---- Supplied records

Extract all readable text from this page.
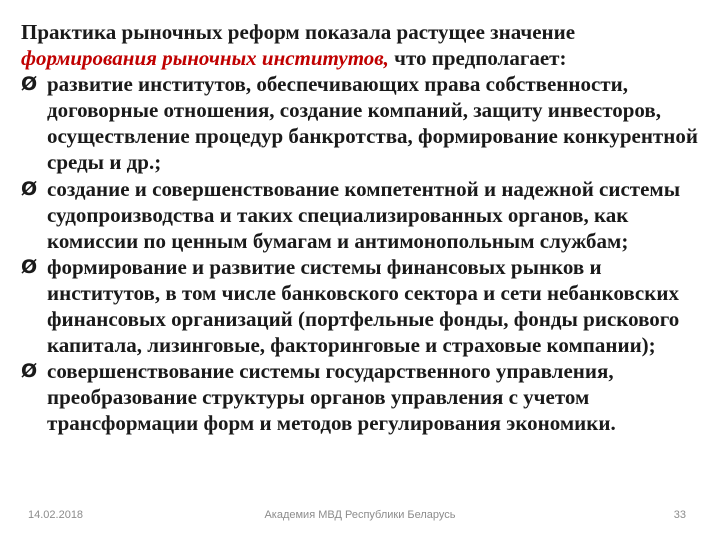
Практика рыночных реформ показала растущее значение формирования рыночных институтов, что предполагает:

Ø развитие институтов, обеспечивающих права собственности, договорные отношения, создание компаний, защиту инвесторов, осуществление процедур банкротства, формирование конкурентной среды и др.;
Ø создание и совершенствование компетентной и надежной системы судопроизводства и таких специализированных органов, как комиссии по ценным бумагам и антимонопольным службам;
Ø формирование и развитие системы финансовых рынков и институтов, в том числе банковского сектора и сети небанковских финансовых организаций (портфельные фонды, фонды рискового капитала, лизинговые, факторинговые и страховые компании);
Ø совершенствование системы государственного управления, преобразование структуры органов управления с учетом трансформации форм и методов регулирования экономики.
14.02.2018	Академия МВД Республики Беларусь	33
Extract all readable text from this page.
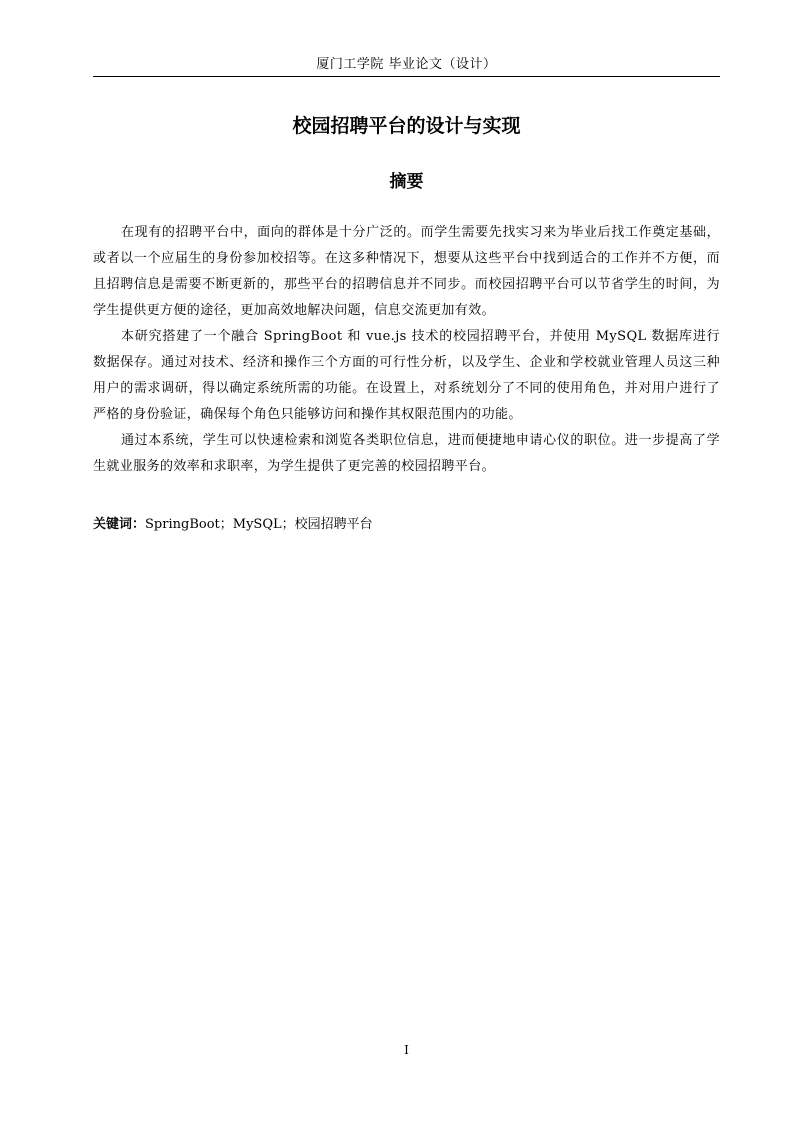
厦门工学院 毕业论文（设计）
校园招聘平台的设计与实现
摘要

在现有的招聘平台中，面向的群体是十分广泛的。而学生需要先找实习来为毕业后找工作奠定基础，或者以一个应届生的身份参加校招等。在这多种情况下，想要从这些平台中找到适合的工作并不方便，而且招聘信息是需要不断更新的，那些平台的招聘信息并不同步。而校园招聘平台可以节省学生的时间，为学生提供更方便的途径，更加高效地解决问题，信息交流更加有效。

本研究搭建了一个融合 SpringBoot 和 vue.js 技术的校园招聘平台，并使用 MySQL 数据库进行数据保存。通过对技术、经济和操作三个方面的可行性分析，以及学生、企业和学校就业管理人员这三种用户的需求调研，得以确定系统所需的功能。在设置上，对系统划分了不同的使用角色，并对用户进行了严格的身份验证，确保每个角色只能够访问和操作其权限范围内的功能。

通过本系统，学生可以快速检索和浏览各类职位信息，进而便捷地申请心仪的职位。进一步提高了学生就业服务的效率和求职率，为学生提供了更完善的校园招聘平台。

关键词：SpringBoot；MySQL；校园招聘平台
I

--------

▶ The task: Go through the material above and count the lines that contain "органов"; answer with the number alone.

▶ Right answer: 2